SUPPLIED MATERIAL ->
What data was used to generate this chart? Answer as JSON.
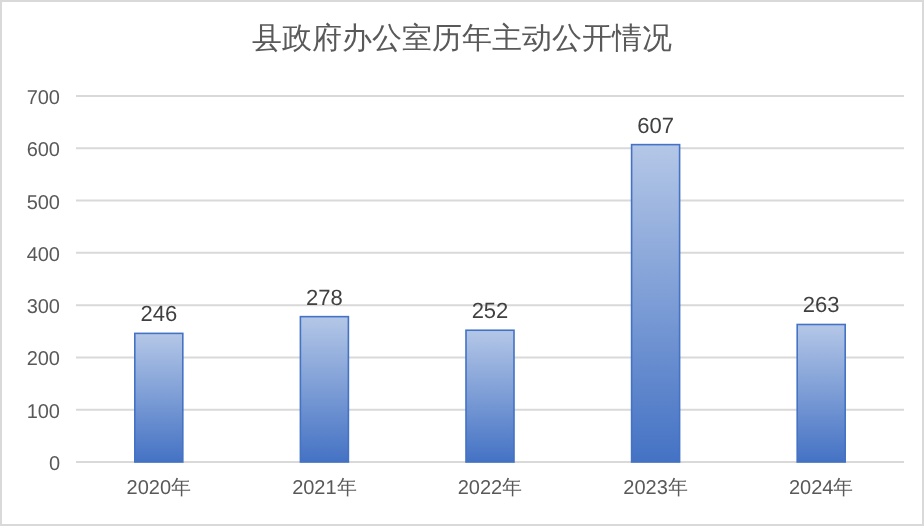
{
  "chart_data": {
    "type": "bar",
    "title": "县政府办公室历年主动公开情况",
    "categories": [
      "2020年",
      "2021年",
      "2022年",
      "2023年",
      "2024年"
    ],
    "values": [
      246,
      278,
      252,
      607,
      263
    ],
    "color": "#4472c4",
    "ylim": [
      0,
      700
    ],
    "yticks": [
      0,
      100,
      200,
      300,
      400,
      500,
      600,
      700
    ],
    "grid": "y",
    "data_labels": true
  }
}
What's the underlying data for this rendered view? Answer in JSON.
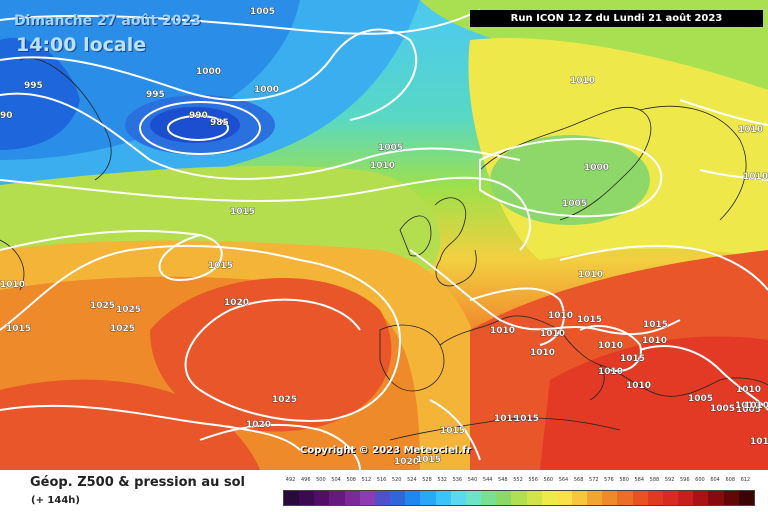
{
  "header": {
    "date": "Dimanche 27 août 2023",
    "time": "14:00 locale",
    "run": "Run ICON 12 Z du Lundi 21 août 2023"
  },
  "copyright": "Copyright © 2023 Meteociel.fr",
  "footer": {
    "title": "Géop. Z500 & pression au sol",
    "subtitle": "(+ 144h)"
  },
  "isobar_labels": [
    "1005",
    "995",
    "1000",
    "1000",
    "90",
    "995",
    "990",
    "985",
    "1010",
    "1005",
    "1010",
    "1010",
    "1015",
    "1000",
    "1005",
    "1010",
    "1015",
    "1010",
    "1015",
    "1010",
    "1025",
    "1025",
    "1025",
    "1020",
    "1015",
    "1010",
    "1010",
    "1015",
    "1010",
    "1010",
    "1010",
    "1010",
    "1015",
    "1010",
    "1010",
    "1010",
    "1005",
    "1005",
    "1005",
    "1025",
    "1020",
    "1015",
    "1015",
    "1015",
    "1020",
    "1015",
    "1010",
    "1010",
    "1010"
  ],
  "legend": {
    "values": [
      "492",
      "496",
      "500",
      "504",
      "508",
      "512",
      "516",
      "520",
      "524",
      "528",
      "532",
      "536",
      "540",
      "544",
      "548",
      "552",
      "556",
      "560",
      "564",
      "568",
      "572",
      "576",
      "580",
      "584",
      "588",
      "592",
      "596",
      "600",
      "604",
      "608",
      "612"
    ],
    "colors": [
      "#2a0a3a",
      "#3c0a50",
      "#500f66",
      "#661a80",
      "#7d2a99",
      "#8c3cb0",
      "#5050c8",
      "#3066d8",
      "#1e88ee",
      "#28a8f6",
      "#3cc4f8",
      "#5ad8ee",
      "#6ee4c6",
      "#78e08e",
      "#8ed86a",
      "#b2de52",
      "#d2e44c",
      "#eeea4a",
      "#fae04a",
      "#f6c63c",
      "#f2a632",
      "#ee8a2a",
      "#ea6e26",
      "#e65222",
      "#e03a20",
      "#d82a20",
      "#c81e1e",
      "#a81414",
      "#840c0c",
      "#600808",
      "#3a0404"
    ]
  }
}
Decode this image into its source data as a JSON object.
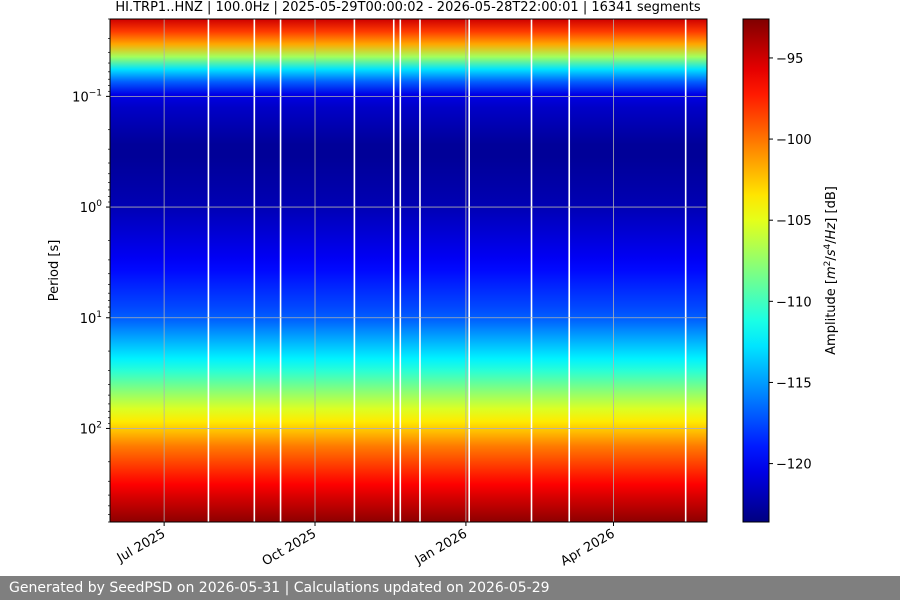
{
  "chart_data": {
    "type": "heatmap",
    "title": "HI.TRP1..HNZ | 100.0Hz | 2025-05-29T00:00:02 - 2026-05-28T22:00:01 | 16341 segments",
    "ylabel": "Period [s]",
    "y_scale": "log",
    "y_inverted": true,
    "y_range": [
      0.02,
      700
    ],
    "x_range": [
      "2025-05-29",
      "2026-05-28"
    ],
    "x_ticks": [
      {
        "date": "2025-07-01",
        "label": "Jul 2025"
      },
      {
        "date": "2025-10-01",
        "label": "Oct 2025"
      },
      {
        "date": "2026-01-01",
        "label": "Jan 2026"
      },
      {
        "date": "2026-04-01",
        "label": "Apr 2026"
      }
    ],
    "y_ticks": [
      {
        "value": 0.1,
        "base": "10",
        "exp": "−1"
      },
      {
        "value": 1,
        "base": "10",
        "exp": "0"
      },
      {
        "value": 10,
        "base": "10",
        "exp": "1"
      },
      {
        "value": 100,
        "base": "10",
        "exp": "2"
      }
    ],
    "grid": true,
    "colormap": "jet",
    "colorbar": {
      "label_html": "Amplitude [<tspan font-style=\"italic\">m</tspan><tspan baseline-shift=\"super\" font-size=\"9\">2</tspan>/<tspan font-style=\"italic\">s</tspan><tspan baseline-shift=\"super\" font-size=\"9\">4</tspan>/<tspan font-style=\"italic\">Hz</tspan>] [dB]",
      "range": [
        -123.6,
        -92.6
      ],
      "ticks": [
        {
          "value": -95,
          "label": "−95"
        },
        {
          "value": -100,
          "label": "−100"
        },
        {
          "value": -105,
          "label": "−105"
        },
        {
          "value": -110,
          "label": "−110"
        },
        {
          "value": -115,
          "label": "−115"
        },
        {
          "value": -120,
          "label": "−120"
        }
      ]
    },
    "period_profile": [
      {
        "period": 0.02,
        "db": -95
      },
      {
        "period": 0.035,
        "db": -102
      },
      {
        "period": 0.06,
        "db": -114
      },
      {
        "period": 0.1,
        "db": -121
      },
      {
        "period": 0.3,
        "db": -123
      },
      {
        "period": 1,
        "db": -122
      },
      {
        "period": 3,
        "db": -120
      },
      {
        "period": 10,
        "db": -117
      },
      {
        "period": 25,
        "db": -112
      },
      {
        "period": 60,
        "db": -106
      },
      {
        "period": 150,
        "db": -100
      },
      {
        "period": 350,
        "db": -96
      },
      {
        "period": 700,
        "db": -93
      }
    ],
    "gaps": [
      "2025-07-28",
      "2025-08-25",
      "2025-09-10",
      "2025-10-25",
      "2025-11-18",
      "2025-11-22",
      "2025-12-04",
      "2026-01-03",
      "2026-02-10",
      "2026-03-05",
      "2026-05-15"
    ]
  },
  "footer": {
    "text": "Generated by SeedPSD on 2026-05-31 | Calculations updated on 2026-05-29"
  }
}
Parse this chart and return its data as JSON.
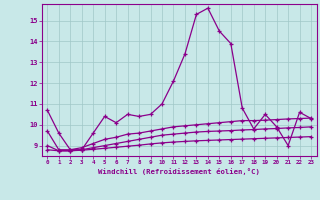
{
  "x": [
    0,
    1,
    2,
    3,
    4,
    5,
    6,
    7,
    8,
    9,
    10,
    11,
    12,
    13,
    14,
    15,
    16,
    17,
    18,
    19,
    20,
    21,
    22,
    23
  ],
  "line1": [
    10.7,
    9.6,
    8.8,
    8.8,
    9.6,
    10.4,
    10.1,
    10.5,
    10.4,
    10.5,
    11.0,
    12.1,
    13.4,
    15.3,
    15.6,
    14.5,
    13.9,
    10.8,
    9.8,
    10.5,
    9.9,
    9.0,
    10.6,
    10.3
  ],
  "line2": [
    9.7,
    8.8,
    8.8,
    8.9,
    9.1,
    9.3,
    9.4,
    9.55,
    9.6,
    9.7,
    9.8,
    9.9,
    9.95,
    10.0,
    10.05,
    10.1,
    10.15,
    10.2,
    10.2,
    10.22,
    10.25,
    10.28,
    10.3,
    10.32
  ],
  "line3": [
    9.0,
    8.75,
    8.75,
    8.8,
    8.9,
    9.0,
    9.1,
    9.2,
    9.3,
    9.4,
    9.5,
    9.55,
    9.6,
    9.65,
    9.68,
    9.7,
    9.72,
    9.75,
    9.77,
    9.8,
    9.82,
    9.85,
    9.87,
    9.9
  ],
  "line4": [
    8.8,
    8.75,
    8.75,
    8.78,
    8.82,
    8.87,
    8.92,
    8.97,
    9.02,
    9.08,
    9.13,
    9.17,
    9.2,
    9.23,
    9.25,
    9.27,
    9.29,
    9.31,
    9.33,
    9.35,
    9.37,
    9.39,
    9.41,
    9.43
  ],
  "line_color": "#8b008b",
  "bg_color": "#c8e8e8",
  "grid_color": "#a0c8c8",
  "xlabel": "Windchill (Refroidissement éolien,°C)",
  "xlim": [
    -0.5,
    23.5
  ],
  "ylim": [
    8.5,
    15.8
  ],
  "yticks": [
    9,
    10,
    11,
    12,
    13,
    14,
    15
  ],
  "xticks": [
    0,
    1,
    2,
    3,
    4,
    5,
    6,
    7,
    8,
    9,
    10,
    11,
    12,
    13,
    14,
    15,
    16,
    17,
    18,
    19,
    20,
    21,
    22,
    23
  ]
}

DIRECTIONS -> Restate the records word for word, omitting images.

FINISHED TASK ->
What data was used to generate this chart? Answer as JSON.
{
  "chart_data": {
    "type": "bar",
    "title": "县政府办公室历年主动公开情况",
    "categories": [
      "2020年",
      "2021年",
      "2022年",
      "2023年",
      "2024年"
    ],
    "values": [
      246,
      278,
      252,
      607,
      263
    ],
    "color": "#4472c4",
    "ylim": [
      0,
      700
    ],
    "yticks": [
      0,
      100,
      200,
      300,
      400,
      500,
      600,
      700
    ],
    "grid": "y",
    "data_labels": true
  }
}
What's the underlying data for this rendered view? Answer in JSON.
{
  "header": {
    "date": "Dimanche 27 août 2023",
    "time": "14:00 locale",
    "run": "Run ICON 12 Z du Lundi 21 août 2023"
  },
  "copyright": "Copyright © 2023 Meteociel.fr",
  "footer": {
    "title": "Géop. Z500 & pression au sol",
    "subtitle": "(+ 144h)"
  },
  "isobar_labels": [
    "1005",
    "995",
    "1000",
    "1000",
    "90",
    "995",
    "990",
    "985",
    "1010",
    "1005",
    "1010",
    "1010",
    "1015",
    "1000",
    "1005",
    "1010",
    "1015",
    "1010",
    "1015",
    "1010",
    "1025",
    "1025",
    "1025",
    "1020",
    "1015",
    "1010",
    "1010",
    "1015",
    "1010",
    "1010",
    "1010",
    "1010",
    "1015",
    "1010",
    "1010",
    "1010",
    "1005",
    "1005",
    "1005",
    "1025",
    "1020",
    "1015",
    "1015",
    "1015",
    "1020",
    "1015",
    "1010",
    "1010",
    "1010"
  ],
  "legend": {
    "values": [
      "492",
      "496",
      "500",
      "504",
      "508",
      "512",
      "516",
      "520",
      "524",
      "528",
      "532",
      "536",
      "540",
      "544",
      "548",
      "552",
      "556",
      "560",
      "564",
      "568",
      "572",
      "576",
      "580",
      "584",
      "588",
      "592",
      "596",
      "600",
      "604",
      "608",
      "612"
    ],
    "colors": [
      "#2a0a3a",
      "#3c0a50",
      "#500f66",
      "#661a80",
      "#7d2a99",
      "#8c3cb0",
      "#5050c8",
      "#3066d8",
      "#1e88ee",
      "#28a8f6",
      "#3cc4f8",
      "#5ad8ee",
      "#6ee4c6",
      "#78e08e",
      "#8ed86a",
      "#b2de52",
      "#d2e44c",
      "#eeea4a",
      "#fae04a",
      "#f6c63c",
      "#f2a632",
      "#ee8a2a",
      "#ea6e26",
      "#e65222",
      "#e03a20",
      "#d82a20",
      "#c81e1e",
      "#a81414",
      "#840c0c",
      "#600808",
      "#3a0404"
    ]
  }
}
Decode this image into its source data as a JSON object.
{
  "chart_data": {
    "type": "heatmap",
    "title": "HI.TRP1..HNZ | 100.0Hz | 2025-05-29T00:00:02 - 2026-05-28T22:00:01 | 16341 segments",
    "ylabel": "Period [s]",
    "y_scale": "log",
    "y_inverted": true,
    "y_range": [
      0.02,
      700
    ],
    "x_range": [
      "2025-05-29",
      "2026-05-28"
    ],
    "x_ticks": [
      {
        "date": "2025-07-01",
        "label": "Jul 2025"
      },
      {
        "date": "2025-10-01",
        "label": "Oct 2025"
      },
      {
        "date": "2026-01-01",
        "label": "Jan 2026"
      },
      {
        "date": "2026-04-01",
        "label": "Apr 2026"
      }
    ],
    "y_ticks": [
      {
        "value": 0.1,
        "base": "10",
        "exp": "−1"
      },
      {
        "value": 1,
        "base": "10",
        "exp": "0"
      },
      {
        "value": 10,
        "base": "10",
        "exp": "1"
      },
      {
        "value": 100,
        "base": "10",
        "exp": "2"
      }
    ],
    "grid": true,
    "colormap": "jet",
    "colorbar": {
      "label_html": "Amplitude [<tspan font-style=\"italic\">m</tspan><tspan baseline-shift=\"super\" font-size=\"9\">2</tspan>/<tspan font-style=\"italic\">s</tspan><tspan baseline-shift=\"super\" font-size=\"9\">4</tspan>/<tspan font-style=\"italic\">Hz</tspan>] [dB]",
      "range": [
        -123.6,
        -92.6
      ],
      "ticks": [
        {
          "value": -95,
          "label": "−95"
        },
        {
          "value": -100,
          "label": "−100"
        },
        {
          "value": -105,
          "label": "−105"
        },
        {
          "value": -110,
          "label": "−110"
        },
        {
          "value": -115,
          "label": "−115"
        },
        {
          "value": -120,
          "label": "−120"
        }
      ]
    },
    "period_profile": [
      {
        "period": 0.02,
        "db": -95
      },
      {
        "period": 0.035,
        "db": -102
      },
      {
        "period": 0.06,
        "db": -114
      },
      {
        "period": 0.1,
        "db": -121
      },
      {
        "period": 0.3,
        "db": -123
      },
      {
        "period": 1,
        "db": -122
      },
      {
        "period": 3,
        "db": -120
      },
      {
        "period": 10,
        "db": -117
      },
      {
        "period": 25,
        "db": -112
      },
      {
        "period": 60,
        "db": -106
      },
      {
        "period": 150,
        "db": -100
      },
      {
        "period": 350,
        "db": -96
      },
      {
        "period": 700,
        "db": -93
      }
    ],
    "gaps": [
      "2025-07-28",
      "2025-08-25",
      "2025-09-10",
      "2025-10-25",
      "2025-11-18",
      "2025-11-22",
      "2025-12-04",
      "2026-01-03",
      "2026-02-10",
      "2026-03-05",
      "2026-05-15"
    ]
  },
  "footer": {
    "text": "Generated by SeedPSD on 2026-05-31 | Calculations updated on 2026-05-29"
  }
}
Parse this chart and return its data as JSON.
{
  "x": [
    0,
    1,
    2,
    3,
    4,
    5,
    6,
    7,
    8,
    9,
    10,
    11,
    12,
    13,
    14,
    15,
    16,
    17,
    18,
    19,
    20,
    21,
    22,
    23
  ],
  "line1": [
    10.7,
    9.6,
    8.8,
    8.8,
    9.6,
    10.4,
    10.1,
    10.5,
    10.4,
    10.5,
    11.0,
    12.1,
    13.4,
    15.3,
    15.6,
    14.5,
    13.9,
    10.8,
    9.8,
    10.5,
    9.9,
    9.0,
    10.6,
    10.3
  ],
  "line2": [
    9.7,
    8.8,
    8.8,
    8.9,
    9.1,
    9.3,
    9.4,
    9.55,
    9.6,
    9.7,
    9.8,
    9.9,
    9.95,
    10.0,
    10.05,
    10.1,
    10.15,
    10.2,
    10.2,
    10.22,
    10.25,
    10.28,
    10.3,
    10.32
  ],
  "line3": [
    9.0,
    8.75,
    8.75,
    8.8,
    8.9,
    9.0,
    9.1,
    9.2,
    9.3,
    9.4,
    9.5,
    9.55,
    9.6,
    9.65,
    9.68,
    9.7,
    9.72,
    9.75,
    9.77,
    9.8,
    9.82,
    9.85,
    9.87,
    9.9
  ],
  "line4": [
    8.8,
    8.75,
    8.75,
    8.78,
    8.82,
    8.87,
    8.92,
    8.97,
    9.02,
    9.08,
    9.13,
    9.17,
    9.2,
    9.23,
    9.25,
    9.27,
    9.29,
    9.31,
    9.33,
    9.35,
    9.37,
    9.39,
    9.41,
    9.43
  ],
  "line_color": "#8b008b",
  "bg_color": "#c8e8e8",
  "grid_color": "#a0c8c8",
  "xlabel": "Windchill (Refroidissement éolien,°C)",
  "xlim": [
    -0.5,
    23.5
  ],
  "ylim": [
    8.5,
    15.8
  ],
  "yticks": [
    9,
    10,
    11,
    12,
    13,
    14,
    15
  ],
  "xticks": [
    0,
    1,
    2,
    3,
    4,
    5,
    6,
    7,
    8,
    9,
    10,
    11,
    12,
    13,
    14,
    15,
    16,
    17,
    18,
    19,
    20,
    21,
    22,
    23
  ]
}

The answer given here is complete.